(Objective): Below is a listing. Gather each line of it that contains "Seated".

(Material):
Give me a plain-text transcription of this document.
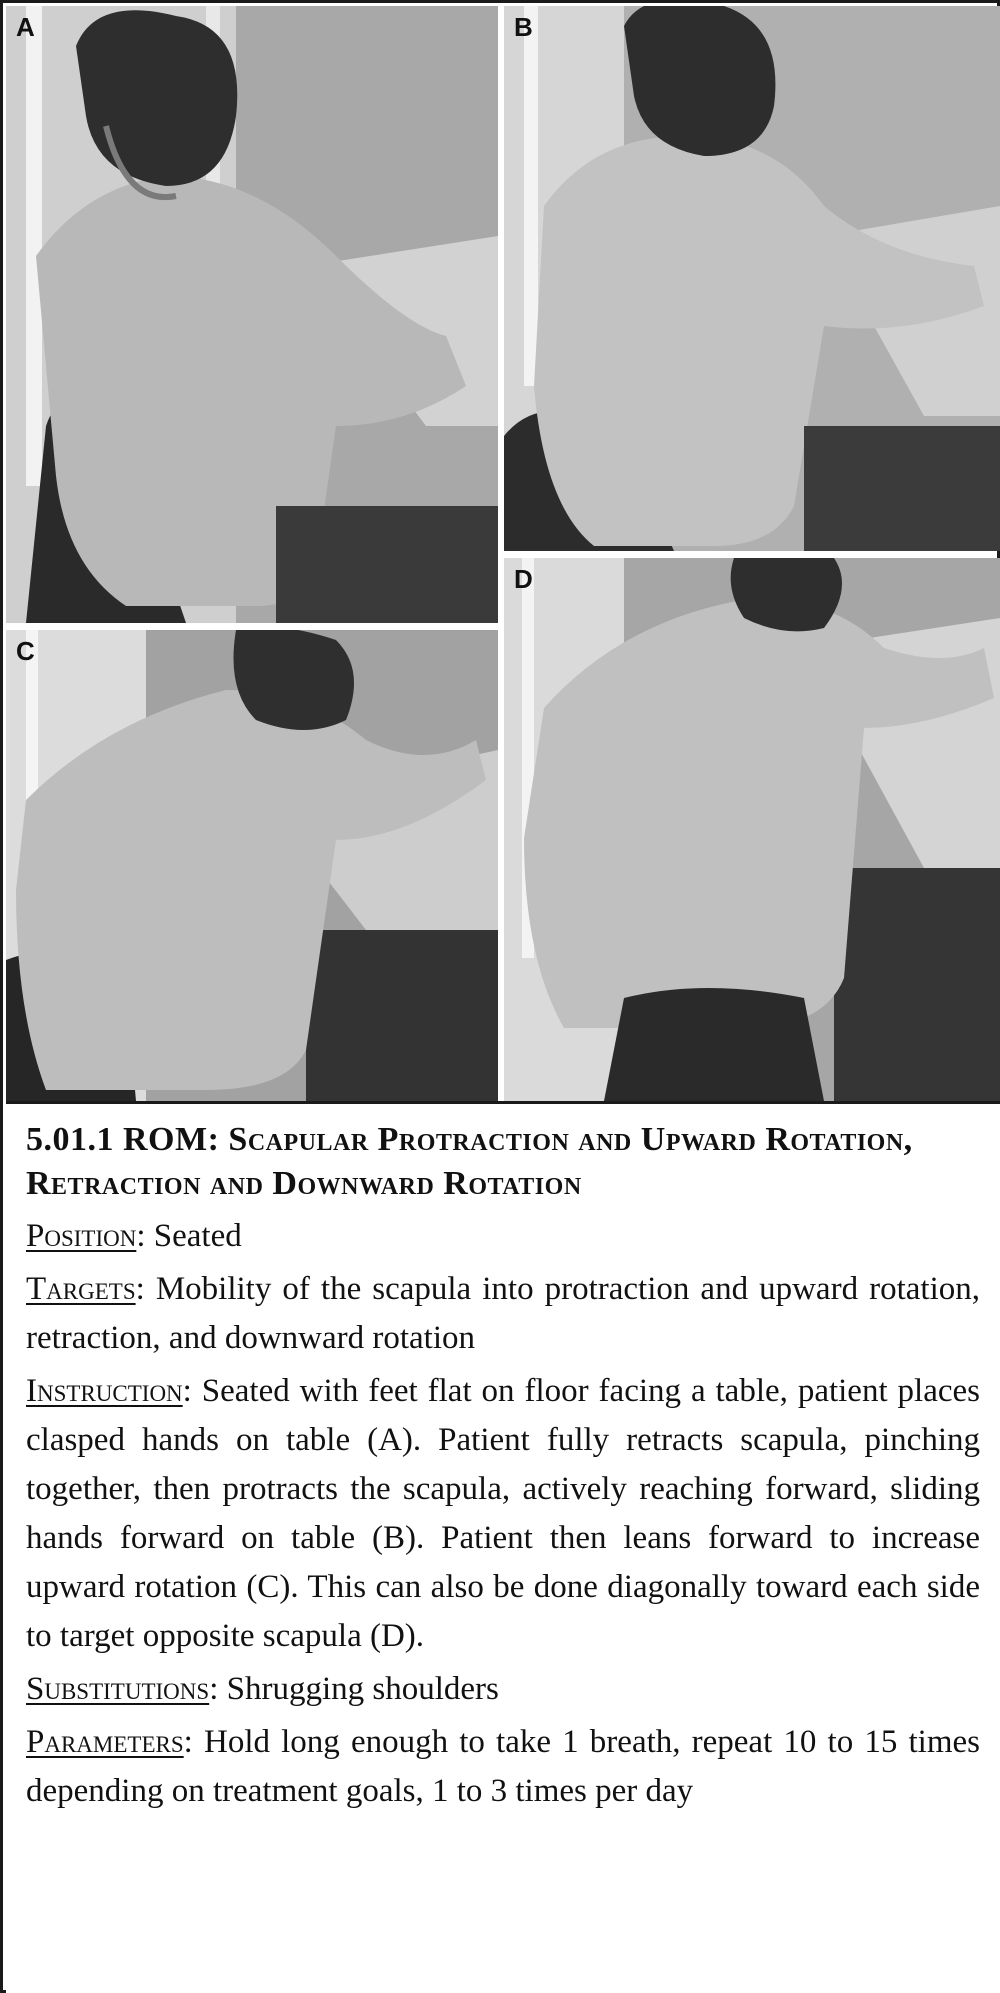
A	B
C
D
5.01.1 ROM: Scapular Protraction and Upward Rotation, Retraction and Downward Rotation
Position: Seated
Targets: Mobility of the scapula into protraction and upward rotation, retraction, and downward rotation
Instruction: Seated with feet flat on floor facing a table, patient places clasped hands on table (A). Patient fully retracts scapula, pinching together, then protracts the scapula, actively reaching forward, sliding hands forward on table (B). Patient then leans forward to increase upward rotation (C). This can also be done diagonally toward each side to target opposite scapula (D).
Substitutions: Shrugging shoulders
Parameters: Hold long enough to take 1 breath, repeat 10 to 15 times depending on treatment goals, 1 to 3 times per day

(Written reply):
Position: Seated
Instruction: Seated with feet flat on floor facing a table, patient places clasped hands on table (A). Patient fully retracts scapula, pinching together, then protracts the scapula, actively reaching forward, sliding hands forward on table (B). Patient then leans forward to increase upward rotation (C). This can also be done diagonally toward each side to target opposite scapula (D).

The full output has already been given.